Task directions: Output the records exactly as they appear, with no pictures included.

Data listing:
* Begin *

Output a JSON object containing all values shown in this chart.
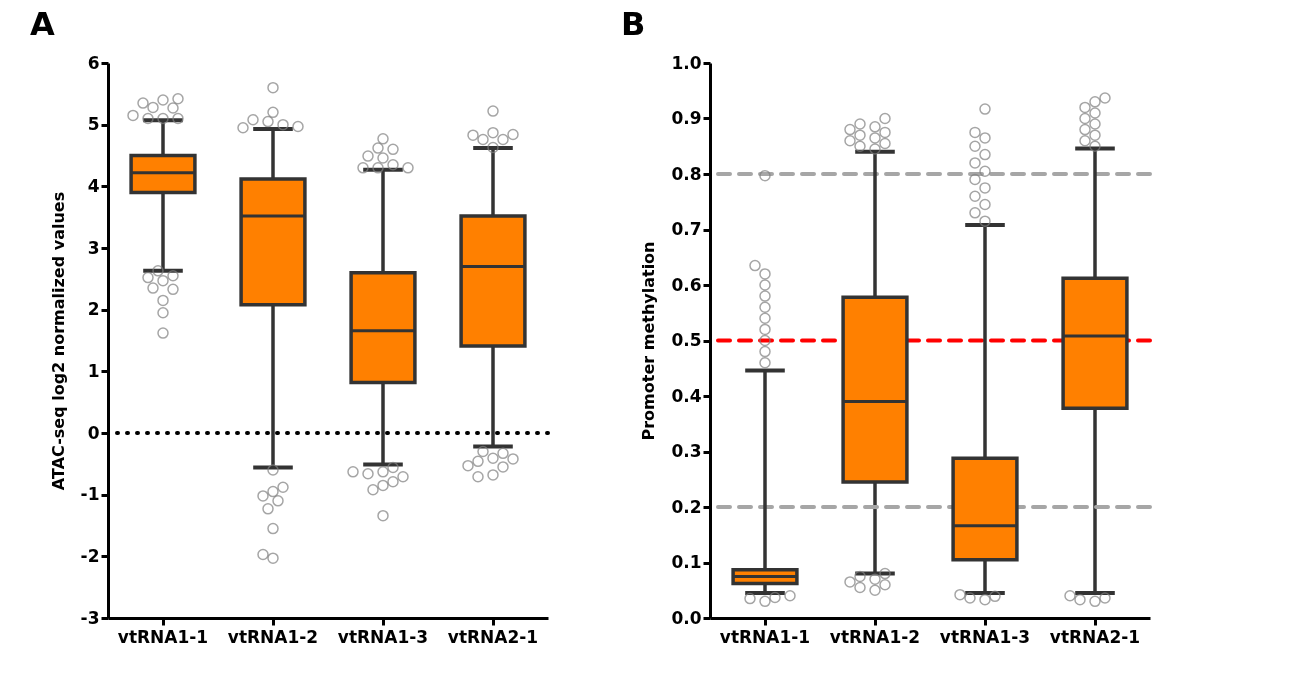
{
  "chart_data": [
    {
      "type": "box",
      "title": "A",
      "ylabel": "ATAC-seq log2 normalized values",
      "categories": [
        "vtRNA1-1",
        "vtRNA1-2",
        "vtRNA1-3",
        "vtRNA2-1"
      ],
      "ylim": [
        -3,
        6
      ],
      "yticks": [
        -3,
        -2,
        -1,
        0,
        1,
        2,
        3,
        4,
        5,
        6
      ],
      "series": [
        {
          "color": "#ff8000",
          "boxes": [
            {
              "low": 2.63,
              "q1": 3.9,
              "median": 4.22,
              "q3": 4.5,
              "high": 5.07,
              "outliers": [
                5.4,
                5.28,
                5.42,
                5.35,
                5.27,
                5.1,
                5.1,
                5.1,
                5.15,
                2.47,
                2.52,
                2.55,
                2.63,
                2.35,
                2.33,
                2.15,
                1.95,
                1.62
              ]
            },
            {
              "low": -0.56,
              "q1": 2.08,
              "median": 3.52,
              "q3": 4.12,
              "high": 4.93,
              "outliers": [
                5.6,
                5.2,
                5.05,
                5.0,
                5.08,
                4.97,
                4.95,
                -0.6,
                -0.95,
                -1.02,
                -0.88,
                -1.1,
                -1.23,
                -1.55,
                -2.03,
                -1.97
              ]
            },
            {
              "low": -0.51,
              "q1": 0.82,
              "median": 1.66,
              "q3": 2.6,
              "high": 4.27,
              "outliers": [
                4.77,
                4.62,
                4.6,
                4.46,
                4.49,
                4.35,
                4.3,
                4.3,
                4.3,
                -0.63,
                -0.66,
                -0.85,
                -0.56,
                -0.79,
                -0.71,
                -0.92,
                -0.63,
                -1.34
              ]
            },
            {
              "low": -0.22,
              "q1": 1.41,
              "median": 2.7,
              "q3": 3.52,
              "high": 4.62,
              "outliers": [
                5.22,
                4.87,
                4.76,
                4.76,
                4.83,
                4.84,
                4.63,
                -0.41,
                -0.46,
                -0.33,
                -0.3,
                -0.55,
                -0.53,
                -0.42,
                -0.68,
                -0.71
              ]
            }
          ]
        }
      ],
      "ref_lines": [
        {
          "axis": "y",
          "value": 0,
          "color": "#000000",
          "line_style": "dotted"
        }
      ]
    },
    {
      "type": "box",
      "title": "B",
      "ylabel": "Promoter methylation",
      "categories": [
        "vtRNA1-1",
        "vtRNA1-2",
        "vtRNA1-3",
        "vtRNA2-1"
      ],
      "ylim": [
        0,
        1
      ],
      "yticks": [
        {
          "value": 0,
          "label": "0.0"
        },
        0.1,
        0.2,
        0.3,
        0.4,
        0.5,
        0.6,
        0.7,
        0.8,
        0.9,
        {
          "value": 1,
          "label": "1.0"
        }
      ],
      "series": [
        {
          "color": "#ff8000",
          "boxes": [
            {
              "low": 0.045,
              "q1": 0.062,
              "median": 0.075,
              "q3": 0.087,
              "high": 0.446,
              "outliers": [
                0.03,
                0.035,
                0.037,
                0.04,
                0.46,
                0.48,
                0.5,
                0.52,
                0.54,
                0.56,
                0.58,
                0.6,
                0.62,
                0.635,
                0.797
              ]
            },
            {
              "low": 0.08,
              "q1": 0.245,
              "median": 0.39,
              "q3": 0.578,
              "high": 0.84,
              "outliers": [
                0.05,
                0.055,
                0.06,
                0.065,
                0.07,
                0.075,
                0.08,
                0.845,
                0.85,
                0.855,
                0.86,
                0.865,
                0.87,
                0.875,
                0.88,
                0.885,
                0.89,
                0.9
              ]
            },
            {
              "low": 0.045,
              "q1": 0.105,
              "median": 0.166,
              "q3": 0.288,
              "high": 0.708,
              "outliers": [
                0.033,
                0.036,
                0.039,
                0.042,
                0.715,
                0.73,
                0.745,
                0.76,
                0.775,
                0.79,
                0.805,
                0.82,
                0.835,
                0.85,
                0.865,
                0.875,
                0.917
              ]
            },
            {
              "low": 0.045,
              "q1": 0.378,
              "median": 0.508,
              "q3": 0.612,
              "high": 0.846,
              "outliers": [
                0.03,
                0.033,
                0.036,
                0.04,
                0.85,
                0.86,
                0.87,
                0.88,
                0.89,
                0.9,
                0.91,
                0.92,
                0.93,
                0.937
              ]
            }
          ]
        }
      ],
      "ref_lines": [
        {
          "axis": "y",
          "value": 0.8,
          "color": "#a6a6a6",
          "line_style": "dashed"
        },
        {
          "axis": "y",
          "value": 0.5,
          "color": "#ff0000",
          "line_style": "dashed"
        },
        {
          "axis": "y",
          "value": 0.2,
          "color": "#a6a6a6",
          "line_style": "dashed"
        }
      ]
    }
  ]
}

* End *

Task response:
Output a JSON object containing all values shown in this chart.
{
  "chart_data": [
    {
      "type": "box",
      "title": "A",
      "ylabel": "ATAC-seq log2 normalized values",
      "categories": [
        "vtRNA1-1",
        "vtRNA1-2",
        "vtRNA1-3",
        "vtRNA2-1"
      ],
      "ylim": [
        -3,
        6
      ],
      "yticks": [
        -3,
        -2,
        -1,
        0,
        1,
        2,
        3,
        4,
        5,
        6
      ],
      "series": [
        {
          "color": "#ff8000",
          "boxes": [
            {
              "low": 2.63,
              "q1": 3.9,
              "median": 4.22,
              "q3": 4.5,
              "high": 5.07,
              "outliers": [
                5.4,
                5.28,
                5.42,
                5.35,
                5.27,
                5.1,
                5.1,
                5.1,
                5.15,
                2.47,
                2.52,
                2.55,
                2.63,
                2.35,
                2.33,
                2.15,
                1.95,
                1.62
              ]
            },
            {
              "low": -0.56,
              "q1": 2.08,
              "median": 3.52,
              "q3": 4.12,
              "high": 4.93,
              "outliers": [
                5.6,
                5.2,
                5.05,
                5.0,
                5.08,
                4.97,
                4.95,
                -0.6,
                -0.95,
                -1.02,
                -0.88,
                -1.1,
                -1.23,
                -1.55,
                -2.03,
                -1.97
              ]
            },
            {
              "low": -0.51,
              "q1": 0.82,
              "median": 1.66,
              "q3": 2.6,
              "high": 4.27,
              "outliers": [
                4.77,
                4.62,
                4.6,
                4.46,
                4.49,
                4.35,
                4.3,
                4.3,
                4.3,
                -0.63,
                -0.66,
                -0.85,
                -0.56,
                -0.79,
                -0.71,
                -0.92,
                -0.63,
                -1.34
              ]
            },
            {
              "low": -0.22,
              "q1": 1.41,
              "median": 2.7,
              "q3": 3.52,
              "high": 4.62,
              "outliers": [
                5.22,
                4.87,
                4.76,
                4.76,
                4.83,
                4.84,
                4.63,
                -0.41,
                -0.46,
                -0.33,
                -0.3,
                -0.55,
                -0.53,
                -0.42,
                -0.68,
                -0.71
              ]
            }
          ]
        }
      ],
      "ref_lines": [
        {
          "axis": "y",
          "value": 0,
          "color": "#000000",
          "line_style": "dotted"
        }
      ]
    },
    {
      "type": "box",
      "title": "B",
      "ylabel": "Promoter methylation",
      "categories": [
        "vtRNA1-1",
        "vtRNA1-2",
        "vtRNA1-3",
        "vtRNA2-1"
      ],
      "ylim": [
        0,
        1
      ],
      "yticks": [
        {
          "value": 0,
          "label": "0.0"
        },
        0.1,
        0.2,
        0.3,
        0.4,
        0.5,
        0.6,
        0.7,
        0.8,
        0.9,
        {
          "value": 1,
          "label": "1.0"
        }
      ],
      "series": [
        {
          "color": "#ff8000",
          "boxes": [
            {
              "low": 0.045,
              "q1": 0.062,
              "median": 0.075,
              "q3": 0.087,
              "high": 0.446,
              "outliers": [
                0.03,
                0.035,
                0.037,
                0.04,
                0.46,
                0.48,
                0.5,
                0.52,
                0.54,
                0.56,
                0.58,
                0.6,
                0.62,
                0.635,
                0.797
              ]
            },
            {
              "low": 0.08,
              "q1": 0.245,
              "median": 0.39,
              "q3": 0.578,
              "high": 0.84,
              "outliers": [
                0.05,
                0.055,
                0.06,
                0.065,
                0.07,
                0.075,
                0.08,
                0.845,
                0.85,
                0.855,
                0.86,
                0.865,
                0.87,
                0.875,
                0.88,
                0.885,
                0.89,
                0.9
              ]
            },
            {
              "low": 0.045,
              "q1": 0.105,
              "median": 0.166,
              "q3": 0.288,
              "high": 0.708,
              "outliers": [
                0.033,
                0.036,
                0.039,
                0.042,
                0.715,
                0.73,
                0.745,
                0.76,
                0.775,
                0.79,
                0.805,
                0.82,
                0.835,
                0.85,
                0.865,
                0.875,
                0.917
              ]
            },
            {
              "low": 0.045,
              "q1": 0.378,
              "median": 0.508,
              "q3": 0.612,
              "high": 0.846,
              "outliers": [
                0.03,
                0.033,
                0.036,
                0.04,
                0.85,
                0.86,
                0.87,
                0.88,
                0.89,
                0.9,
                0.91,
                0.92,
                0.93,
                0.937
              ]
            }
          ]
        }
      ],
      "ref_lines": [
        {
          "axis": "y",
          "value": 0.8,
          "color": "#a6a6a6",
          "line_style": "dashed"
        },
        {
          "axis": "y",
          "value": 0.5,
          "color": "#ff0000",
          "line_style": "dashed"
        },
        {
          "axis": "y",
          "value": 0.2,
          "color": "#a6a6a6",
          "line_style": "dashed"
        }
      ]
    }
  ]
}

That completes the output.